## WHAT YOU HAVE TO DO
Write out the material exactly. Do not include the pictures.

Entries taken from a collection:
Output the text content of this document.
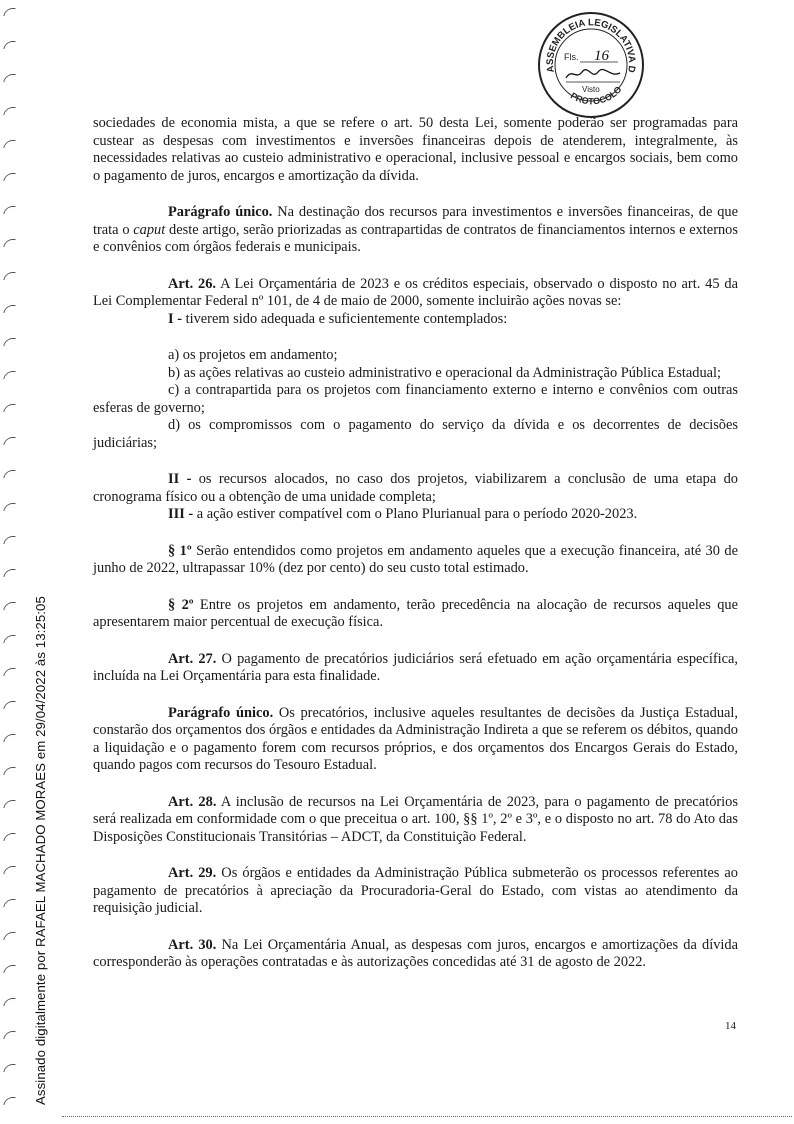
Assinado digitalmente por RAFAEL MACHADO MORAES em 29/04/2022 às 13:25:05
ASSEMBLEIA LEGISLATIVA D
PROTOCOLO
Fls. 16
Visto

sociedades de economia mista, a que se refere o art. 50 desta Lei, somente poderão ser programadas para custear as despesas com investimentos e inversões financeiras depois de atenderem, integralmente, às necessidades relativas ao custeio administrativo e operacional, inclusive pessoal e encargos sociais, bem como o pagamento de juros, encargos e amortização da dívida.

Parágrafo único. Na destinação dos recursos para investimentos e inversões financeiras, de que trata o caput deste artigo, serão priorizadas as contrapartidas de contratos de financiamentos internos e externos e convênios com órgãos federais e municipais.

Art. 26. A Lei Orçamentária de 2023 e os créditos especiais, observado o disposto no art. 45 da Lei Complementar Federal nº 101, de 4 de maio de 2000, somente incluirão ações novas se:

I - tiverem sido adequada e suficientemente contemplados:

a) os projetos em andamento;

b) as ações relativas ao custeio administrativo e operacional da Administração Pública Estadual;

c) a contrapartida para os projetos com financiamento externo e interno e convênios com outras esferas de governo;

d) os compromissos com o pagamento do serviço da dívida e os decorrentes de decisões judiciárias;

II - os recursos alocados, no caso dos projetos, viabilizarem a conclusão de uma etapa do cronograma físico ou a obtenção de uma unidade completa;

III - a ação estiver compatível com o Plano Plurianual para o período 2020-2023.

§ 1º Serão entendidos como projetos em andamento aqueles que a execução financeira, até 30 de junho de 2022, ultrapassar 10% (dez por cento) do seu custo total estimado.

§ 2º Entre os projetos em andamento, terão precedência na alocação de recursos aqueles que apresentarem maior percentual de execução física.

Art. 27. O pagamento de precatórios judiciários será efetuado em ação orçamentária específica, incluída na Lei Orçamentária para esta finalidade.

Parágrafo único. Os precatórios, inclusive aqueles resultantes de decisões da Justiça Estadual, constarão dos orçamentos dos órgãos e entidades da Administração Indireta a que se referem os débitos, quando a liquidação e o pagamento forem com recursos próprios, e dos orçamentos dos Encargos Gerais do Estado, quando pagos com recursos do Tesouro Estadual.

Art. 28. A inclusão de recursos na Lei Orçamentária de 2023, para o pagamento de precatórios será realizada em conformidade com o que preceitua o art. 100, §§ 1º, 2º e 3º, e o disposto no art. 78 do Ato das Disposições Constitucionais Transitórias – ADCT, da Constituição Federal.

Art. 29. Os órgãos e entidades da Administração Pública submeterão os processos referentes ao pagamento de precatórios à apreciação da Procuradoria-Geral do Estado, com vistas ao atendimento da requisição judicial.

Art. 30. Na Lei Orçamentária Anual, as despesas com juros, encargos e amortizações da dívida corresponderão às operações contratadas e às autorizações concedidas até 31 de agosto de 2022.

14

## SOLUTION TO THIS TASK
Output the text content of this document.
Assinado digitalmente por RAFAEL MACHADO MORAES em 29/04/2022 às 13:25:05
ASSEMBLEIA LEGISLATIVA D
PROTOCOLO
Fls. 16
Visto

sociedades de economia mista, a que se refere o art. 50 desta Lei, somente poderão ser programadas para custear as despesas com investimentos e inversões financeiras depois de atenderem, integralmente, às necessidades relativas ao custeio administrativo e operacional, inclusive pessoal e encargos sociais, bem como o pagamento de juros, encargos e amortização da dívida.

Parágrafo único. Na destinação dos recursos para investimentos e inversões financeiras, de que trata o caput deste artigo, serão priorizadas as contrapartidas de contratos de financiamentos internos e externos e convênios com órgãos federais e municipais.

Art. 26. A Lei Orçamentária de 2023 e os créditos especiais, observado o disposto no art. 45 da Lei Complementar Federal nº 101, de 4 de maio de 2000, somente incluirão ações novas se:

I - tiverem sido adequada e suficientemente contemplados:

a) os projetos em andamento;

b) as ações relativas ao custeio administrativo e operacional da Administração Pública Estadual;

c) a contrapartida para os projetos com financiamento externo e interno e convênios com outras esferas de governo;

d) os compromissos com o pagamento do serviço da dívida e os decorrentes de decisões judiciárias;

II - os recursos alocados, no caso dos projetos, viabilizarem a conclusão de uma etapa do cronograma físico ou a obtenção de uma unidade completa;

III - a ação estiver compatível com o Plano Plurianual para o período 2020-2023.

§ 1º Serão entendidos como projetos em andamento aqueles que a execução financeira, até 30 de junho de 2022, ultrapassar 10% (dez por cento) do seu custo total estimado.

§ 2º Entre os projetos em andamento, terão precedência na alocação de recursos aqueles que apresentarem maior percentual de execução física.

Art. 27. O pagamento de precatórios judiciários será efetuado em ação orçamentária específica, incluída na Lei Orçamentária para esta finalidade.

Parágrafo único. Os precatórios, inclusive aqueles resultantes de decisões da Justiça Estadual, constarão dos orçamentos dos órgãos e entidades da Administração Indireta a que se referem os débitos, quando a liquidação e o pagamento forem com recursos próprios, e dos orçamentos dos Encargos Gerais do Estado, quando pagos com recursos do Tesouro Estadual.

Art. 28. A inclusão de recursos na Lei Orçamentária de 2023, para o pagamento de precatórios será realizada em conformidade com o que preceitua o art. 100, §§ 1º, 2º e 3º, e o disposto no art. 78 do Ato das Disposições Constitucionais Transitórias – ADCT, da Constituição Federal.

Art. 29. Os órgãos e entidades da Administração Pública submeterão os processos referentes ao pagamento de precatórios à apreciação da Procuradoria-Geral do Estado, com vistas ao atendimento da requisição judicial.

Art. 30. Na Lei Orçamentária Anual, as despesas com juros, encargos e amortizações da dívida corresponderão às operações contratadas e às autorizações concedidas até 31 de agosto de 2022.

14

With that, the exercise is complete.